- Data for the task:
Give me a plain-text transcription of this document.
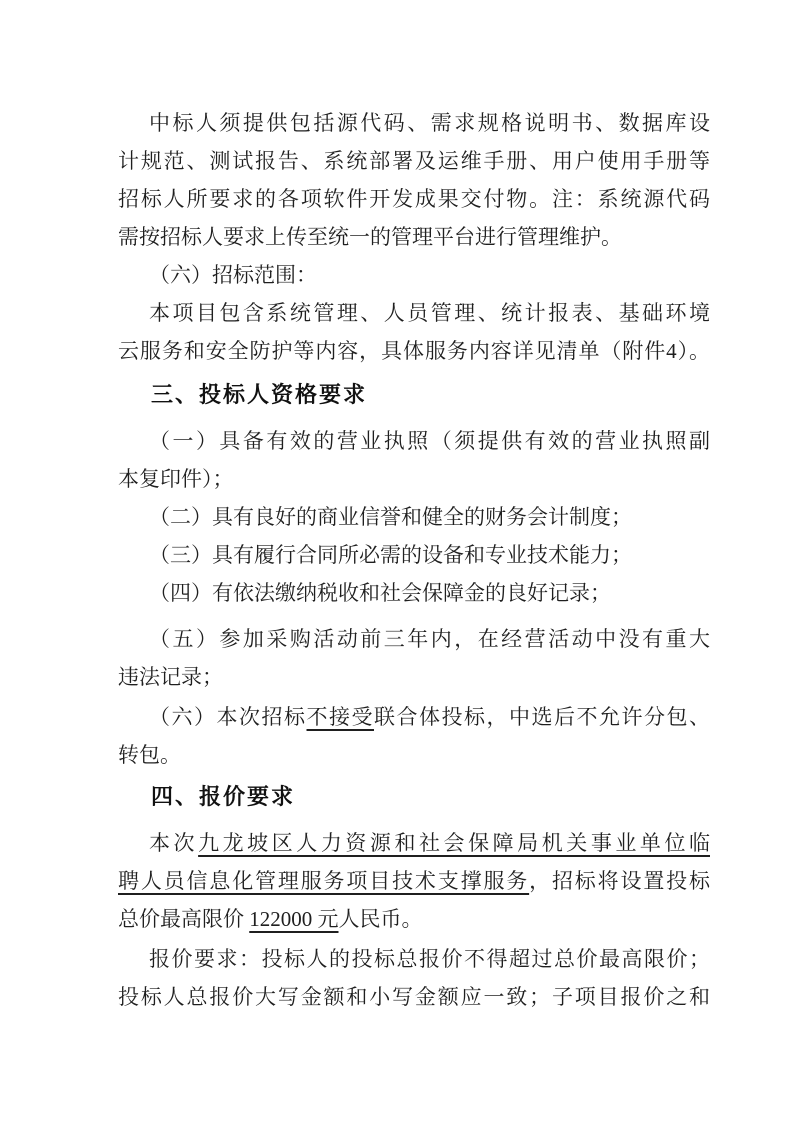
中标人须提供包括源代码、需求规格说明书、数据库设
计规范、测试报告、系统部署及运维手册、用户使用手册等
招标人所要求的各项软件开发成果交付物。注：系统源代码
需按招标人要求上传至统一的管理平台进行管理维护。
（六）招标范围：
本项目包含系统管理、人员管理、统计报表、基础环境
云服务和安全防护等内容，具体服务内容详见清单（附件4）。
三、投标人资格要求
（一）具备有效的营业执照（须提供有效的营业执照副
本复印件）；
（二）具有良好的商业信誉和健全的财务会计制度；
（三）具有履行合同所必需的设备和专业技术能力；
（四）有依法缴纳税收和社会保障金的良好记录；
（五）参加采购活动前三年内，在经营活动中没有重大
违法记录；
（六）本次招标不接受联合体投标，中选后不允许分包、
转包。
四、报价要求
本次九龙坡区人力资源和社会保障局机关事业单位临
聘人员信息化管理服务项目技术支撑服务，招标将设置投标
总价最高限价 122000 元人民币。
报价要求：投标人的投标总报价不得超过总价最高限价；
投标人总报价大写金额和小写金额应一致；子项目报价之和
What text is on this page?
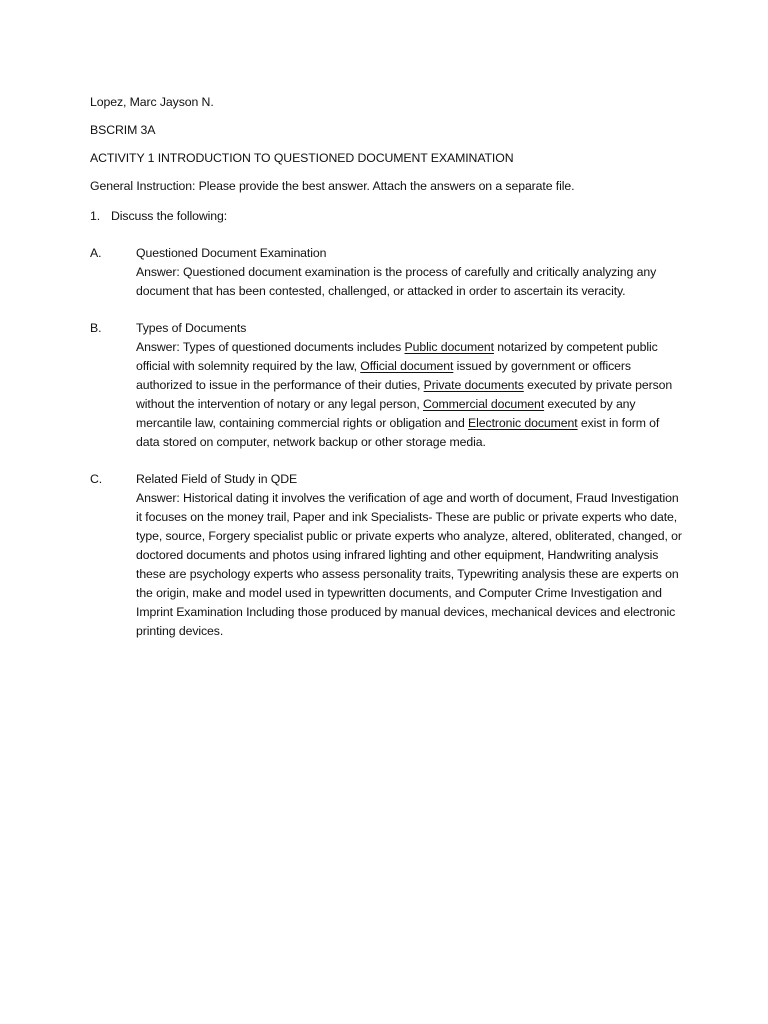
Lopez, Marc Jayson N.

BSCRIM 3A

ACTIVITY 1 INTRODUCTION TO QUESTIONED DOCUMENT EXAMINATION

General Instruction: Please provide the best answer. Attach the answers on a separate file.

1. Discuss the following:
A.	Questioned Document Examination
Answer: Questioned document examination is the process of carefully and critically analyzing any document that has been contested, challenged, or attacked in order to ascertain its veracity.
B.	Types of Documents
Answer: Types of questioned documents includes Public document notarized by competent public official with solemnity required by the law, Official document issued by government or officers authorized to issue in the performance of their duties, Private documents executed by private person without the intervention of notary or any legal person, Commercial document executed by any mercantile law, containing commercial rights or obligation and Electronic document exist in form of data stored on computer, network backup or other storage media.
C.	Related Field of Study in QDE
Answer: Historical dating it involves the verification of age and worth of document, Fraud Investigation it focuses on the money trail, Paper and ink Specialists- These are public or private experts who date, type, source, Forgery specialist public or private experts who analyze, altered, obliterated, changed, or doctored documents and photos using infrared lighting and other equipment, Handwriting analysis these are psychology experts who assess personality traits, Typewriting analysis these are experts on the origin, make and model used in typewritten documents, and Computer Crime Investigation and Imprint Examination Including those produced by manual devices, mechanical devices and electronic printing devices.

- What this task involves:
Copy every entry word for word, but omit the pictures.

- Answer to this task:
Give me a plain-text transcription of this document.
中标人须提供包括源代码、需求规格说明书、数据库设
计规范、测试报告、系统部署及运维手册、用户使用手册等
招标人所要求的各项软件开发成果交付物。注：系统源代码
需按招标人要求上传至统一的管理平台进行管理维护。
（六）招标范围：
本项目包含系统管理、人员管理、统计报表、基础环境
云服务和安全防护等内容，具体服务内容详见清单（附件4）。
三、投标人资格要求
（一）具备有效的营业执照（须提供有效的营业执照副
本复印件）；
（二）具有良好的商业信誉和健全的财务会计制度；
（三）具有履行合同所必需的设备和专业技术能力；
（四）有依法缴纳税收和社会保障金的良好记录；
（五）参加采购活动前三年内，在经营活动中没有重大
违法记录；
（六）本次招标不接受联合体投标，中选后不允许分包、
转包。
四、报价要求
本次九龙坡区人力资源和社会保障局机关事业单位临
聘人员信息化管理服务项目技术支撑服务，招标将设置投标
总价最高限价 122000 元人民币。
报价要求：投标人的投标总报价不得超过总价最高限价；
投标人总报价大写金额和小写金额应一致；子项目报价之和
What text is on this page?
Lopez, Marc Jayson N.

BSCRIM 3A

ACTIVITY 1 INTRODUCTION TO QUESTIONED DOCUMENT EXAMINATION

General Instruction: Please provide the best answer. Attach the answers on a separate file.

1. Discuss the following:
A.	Questioned Document Examination
Answer: Questioned document examination is the process of carefully and critically analyzing any document that has been contested, challenged, or attacked in order to ascertain its veracity.
B.	Types of Documents
Answer: Types of questioned documents includes Public document notarized by competent public official with solemnity required by the law, Official document issued by government or officers authorized to issue in the performance of their duties, Private documents executed by private person without the intervention of notary or any legal person, Commercial document executed by any mercantile law, containing commercial rights or obligation and Electronic document exist in form of data stored on computer, network backup or other storage media.
C.	Related Field of Study in QDE
Answer: Historical dating it involves the verification of age and worth of document, Fraud Investigation it focuses on the money trail, Paper and ink Specialists- These are public or private experts who date, type, source, Forgery specialist public or private experts who analyze, altered, obliterated, changed, or doctored documents and photos using infrared lighting and other equipment, Handwriting analysis these are psychology experts who assess personality traits, Typewriting analysis these are experts on the origin, make and model used in typewritten documents, and Computer Crime Investigation and Imprint Examination Including those produced by manual devices, mechanical devices and electronic printing devices.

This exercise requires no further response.